** BEGIN Dataset records **

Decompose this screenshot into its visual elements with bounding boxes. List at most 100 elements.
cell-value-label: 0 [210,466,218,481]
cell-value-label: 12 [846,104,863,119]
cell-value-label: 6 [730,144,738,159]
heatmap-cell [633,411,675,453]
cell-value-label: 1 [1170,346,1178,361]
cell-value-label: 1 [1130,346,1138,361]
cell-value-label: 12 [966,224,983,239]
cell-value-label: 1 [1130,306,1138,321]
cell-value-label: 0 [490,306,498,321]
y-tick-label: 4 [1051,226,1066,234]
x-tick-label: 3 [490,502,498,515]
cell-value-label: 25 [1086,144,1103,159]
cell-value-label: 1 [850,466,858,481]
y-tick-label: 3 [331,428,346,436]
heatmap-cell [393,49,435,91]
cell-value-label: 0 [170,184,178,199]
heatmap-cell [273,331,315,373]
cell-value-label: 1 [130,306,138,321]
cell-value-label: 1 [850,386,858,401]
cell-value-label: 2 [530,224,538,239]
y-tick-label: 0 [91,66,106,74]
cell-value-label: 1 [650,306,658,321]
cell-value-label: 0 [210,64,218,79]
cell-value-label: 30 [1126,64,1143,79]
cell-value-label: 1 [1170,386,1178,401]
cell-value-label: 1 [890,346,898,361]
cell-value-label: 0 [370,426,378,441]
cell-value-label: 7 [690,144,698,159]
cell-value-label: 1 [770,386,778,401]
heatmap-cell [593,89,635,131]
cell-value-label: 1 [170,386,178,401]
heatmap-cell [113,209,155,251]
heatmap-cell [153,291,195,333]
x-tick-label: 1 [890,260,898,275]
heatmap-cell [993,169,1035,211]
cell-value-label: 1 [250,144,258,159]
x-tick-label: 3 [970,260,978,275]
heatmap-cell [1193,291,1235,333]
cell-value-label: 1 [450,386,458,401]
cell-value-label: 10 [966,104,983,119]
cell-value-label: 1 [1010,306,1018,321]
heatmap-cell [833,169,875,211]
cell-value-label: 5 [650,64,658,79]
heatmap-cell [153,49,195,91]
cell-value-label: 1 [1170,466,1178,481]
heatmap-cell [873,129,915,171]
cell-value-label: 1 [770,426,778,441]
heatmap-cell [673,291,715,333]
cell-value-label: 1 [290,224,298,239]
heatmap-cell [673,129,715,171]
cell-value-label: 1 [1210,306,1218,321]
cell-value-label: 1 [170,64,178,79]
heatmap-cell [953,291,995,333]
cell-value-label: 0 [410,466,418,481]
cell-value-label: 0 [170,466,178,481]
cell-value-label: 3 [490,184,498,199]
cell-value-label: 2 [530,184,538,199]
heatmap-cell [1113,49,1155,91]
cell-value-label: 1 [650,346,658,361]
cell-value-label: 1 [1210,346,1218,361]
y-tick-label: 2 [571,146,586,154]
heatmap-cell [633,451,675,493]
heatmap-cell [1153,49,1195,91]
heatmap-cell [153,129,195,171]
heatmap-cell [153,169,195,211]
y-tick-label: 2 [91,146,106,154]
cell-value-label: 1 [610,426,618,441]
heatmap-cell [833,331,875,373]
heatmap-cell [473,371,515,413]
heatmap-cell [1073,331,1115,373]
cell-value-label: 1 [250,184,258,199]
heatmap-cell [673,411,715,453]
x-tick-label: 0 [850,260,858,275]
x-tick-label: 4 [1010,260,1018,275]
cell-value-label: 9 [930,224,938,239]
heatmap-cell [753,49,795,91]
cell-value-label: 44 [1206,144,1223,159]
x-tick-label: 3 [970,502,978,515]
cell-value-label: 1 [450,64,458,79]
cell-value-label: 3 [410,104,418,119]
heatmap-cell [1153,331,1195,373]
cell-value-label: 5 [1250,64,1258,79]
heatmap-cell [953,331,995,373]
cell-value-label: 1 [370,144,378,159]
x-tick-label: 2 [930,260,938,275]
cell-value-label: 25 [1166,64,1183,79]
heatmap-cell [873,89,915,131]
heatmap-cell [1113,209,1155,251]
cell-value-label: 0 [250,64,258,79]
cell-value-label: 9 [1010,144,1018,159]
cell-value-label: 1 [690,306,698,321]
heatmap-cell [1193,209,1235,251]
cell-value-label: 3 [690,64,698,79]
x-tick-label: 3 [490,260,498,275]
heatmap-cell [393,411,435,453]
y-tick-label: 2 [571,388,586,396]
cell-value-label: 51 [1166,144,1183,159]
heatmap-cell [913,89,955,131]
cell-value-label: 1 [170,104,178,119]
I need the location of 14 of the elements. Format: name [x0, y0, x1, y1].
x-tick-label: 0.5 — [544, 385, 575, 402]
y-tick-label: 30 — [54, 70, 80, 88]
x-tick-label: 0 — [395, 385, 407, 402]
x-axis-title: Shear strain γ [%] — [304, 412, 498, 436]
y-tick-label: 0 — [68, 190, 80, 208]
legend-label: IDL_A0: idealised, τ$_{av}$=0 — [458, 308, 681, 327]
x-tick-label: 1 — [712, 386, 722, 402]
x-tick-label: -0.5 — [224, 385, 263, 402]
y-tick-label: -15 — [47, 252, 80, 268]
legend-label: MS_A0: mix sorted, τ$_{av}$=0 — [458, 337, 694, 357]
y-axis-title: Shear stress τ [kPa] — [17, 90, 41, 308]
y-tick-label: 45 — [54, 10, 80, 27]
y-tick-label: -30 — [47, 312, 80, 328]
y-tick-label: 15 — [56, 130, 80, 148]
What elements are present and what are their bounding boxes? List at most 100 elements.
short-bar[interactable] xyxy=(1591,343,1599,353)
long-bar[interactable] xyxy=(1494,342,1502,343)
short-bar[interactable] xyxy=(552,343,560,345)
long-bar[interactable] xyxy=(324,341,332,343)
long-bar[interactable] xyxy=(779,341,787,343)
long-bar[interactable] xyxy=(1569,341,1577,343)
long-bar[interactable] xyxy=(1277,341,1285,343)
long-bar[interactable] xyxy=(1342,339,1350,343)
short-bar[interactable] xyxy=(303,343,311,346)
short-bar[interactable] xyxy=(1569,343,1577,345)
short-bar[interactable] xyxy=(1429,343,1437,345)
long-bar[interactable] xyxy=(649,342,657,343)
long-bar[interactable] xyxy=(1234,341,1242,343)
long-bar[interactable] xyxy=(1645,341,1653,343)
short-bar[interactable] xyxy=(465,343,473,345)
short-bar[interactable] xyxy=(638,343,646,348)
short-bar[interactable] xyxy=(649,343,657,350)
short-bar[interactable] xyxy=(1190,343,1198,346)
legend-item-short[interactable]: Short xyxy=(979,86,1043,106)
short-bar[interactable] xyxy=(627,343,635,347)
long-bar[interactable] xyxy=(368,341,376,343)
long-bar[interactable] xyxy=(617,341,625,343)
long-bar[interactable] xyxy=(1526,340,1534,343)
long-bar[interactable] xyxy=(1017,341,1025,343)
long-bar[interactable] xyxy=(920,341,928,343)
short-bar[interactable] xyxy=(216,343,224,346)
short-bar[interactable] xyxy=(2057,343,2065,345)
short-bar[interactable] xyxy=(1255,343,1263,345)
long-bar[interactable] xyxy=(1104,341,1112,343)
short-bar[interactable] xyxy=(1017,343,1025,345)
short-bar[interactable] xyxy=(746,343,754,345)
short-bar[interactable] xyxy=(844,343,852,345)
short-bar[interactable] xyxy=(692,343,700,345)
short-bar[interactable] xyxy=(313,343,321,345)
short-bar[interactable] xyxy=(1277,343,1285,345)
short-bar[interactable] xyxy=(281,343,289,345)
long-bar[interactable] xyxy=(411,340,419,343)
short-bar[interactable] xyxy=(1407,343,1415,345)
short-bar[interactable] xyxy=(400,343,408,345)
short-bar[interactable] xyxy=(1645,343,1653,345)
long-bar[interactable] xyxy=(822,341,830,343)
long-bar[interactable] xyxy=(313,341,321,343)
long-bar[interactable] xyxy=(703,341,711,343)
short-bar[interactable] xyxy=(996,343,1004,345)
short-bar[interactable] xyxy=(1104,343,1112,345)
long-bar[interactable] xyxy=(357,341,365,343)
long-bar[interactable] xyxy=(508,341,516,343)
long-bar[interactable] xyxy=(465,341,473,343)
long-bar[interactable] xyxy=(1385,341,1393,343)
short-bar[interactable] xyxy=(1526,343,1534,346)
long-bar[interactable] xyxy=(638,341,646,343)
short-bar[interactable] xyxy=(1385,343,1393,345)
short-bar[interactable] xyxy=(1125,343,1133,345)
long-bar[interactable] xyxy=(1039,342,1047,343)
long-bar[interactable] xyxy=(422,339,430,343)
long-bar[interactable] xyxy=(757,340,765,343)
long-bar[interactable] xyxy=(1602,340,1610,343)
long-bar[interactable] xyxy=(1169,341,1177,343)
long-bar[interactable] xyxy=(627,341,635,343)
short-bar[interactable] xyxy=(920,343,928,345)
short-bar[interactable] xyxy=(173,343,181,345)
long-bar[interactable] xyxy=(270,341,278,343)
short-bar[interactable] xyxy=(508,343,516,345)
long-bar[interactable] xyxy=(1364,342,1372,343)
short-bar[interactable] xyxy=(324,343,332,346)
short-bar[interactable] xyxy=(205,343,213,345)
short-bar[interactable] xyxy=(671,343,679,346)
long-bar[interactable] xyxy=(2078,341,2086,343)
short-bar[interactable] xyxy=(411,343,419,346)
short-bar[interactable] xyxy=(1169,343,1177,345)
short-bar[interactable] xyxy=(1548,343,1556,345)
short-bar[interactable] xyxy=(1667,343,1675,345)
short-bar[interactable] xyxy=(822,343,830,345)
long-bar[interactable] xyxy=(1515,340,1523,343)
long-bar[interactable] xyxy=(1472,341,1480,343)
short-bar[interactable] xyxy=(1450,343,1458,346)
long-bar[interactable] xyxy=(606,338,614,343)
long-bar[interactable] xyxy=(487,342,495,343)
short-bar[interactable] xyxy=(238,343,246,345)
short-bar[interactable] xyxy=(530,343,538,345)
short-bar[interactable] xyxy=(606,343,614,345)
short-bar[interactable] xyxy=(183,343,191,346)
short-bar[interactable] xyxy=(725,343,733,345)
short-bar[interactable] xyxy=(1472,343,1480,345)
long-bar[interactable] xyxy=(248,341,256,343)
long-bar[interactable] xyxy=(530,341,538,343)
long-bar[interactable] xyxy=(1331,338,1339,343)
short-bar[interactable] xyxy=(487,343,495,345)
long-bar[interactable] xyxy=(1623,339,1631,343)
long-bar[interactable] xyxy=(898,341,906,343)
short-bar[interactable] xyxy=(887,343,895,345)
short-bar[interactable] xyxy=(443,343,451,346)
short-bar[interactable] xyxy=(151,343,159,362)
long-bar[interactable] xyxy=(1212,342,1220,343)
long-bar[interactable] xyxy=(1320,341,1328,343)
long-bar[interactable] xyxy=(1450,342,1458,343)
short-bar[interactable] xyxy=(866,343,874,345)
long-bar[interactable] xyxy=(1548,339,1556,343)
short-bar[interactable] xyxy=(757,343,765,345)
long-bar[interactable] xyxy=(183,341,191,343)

** END Dataset records **

### What is asked
Update the records from their first line through the line containing "cell-value-label: 2 [530,224,538,239]", replacing every "heatmap-cell" with "matrix-cell" and leaving everything else unchanged. Give back only that part of the records.

### Result of the exercise
Decompose this screenshot into its visual elements with bounding boxes. List at most 100 elements.
cell-value-label: 0 [210,466,218,481]
cell-value-label: 12 [846,104,863,119]
cell-value-label: 6 [730,144,738,159]
matrix-cell [633,411,675,453]
cell-value-label: 1 [1170,346,1178,361]
cell-value-label: 1 [1130,346,1138,361]
cell-value-label: 12 [966,224,983,239]
cell-value-label: 1 [1130,306,1138,321]
cell-value-label: 0 [490,306,498,321]
y-tick-label: 4 [1051,226,1066,234]
x-tick-label: 3 [490,502,498,515]
cell-value-label: 25 [1086,144,1103,159]
cell-value-label: 1 [850,466,858,481]
y-tick-label: 3 [331,428,346,436]
matrix-cell [393,49,435,91]
cell-value-label: 0 [170,184,178,199]
matrix-cell [273,331,315,373]
cell-value-label: 1 [130,306,138,321]
cell-value-label: 1 [850,386,858,401]
cell-value-label: 2 [530,224,538,239]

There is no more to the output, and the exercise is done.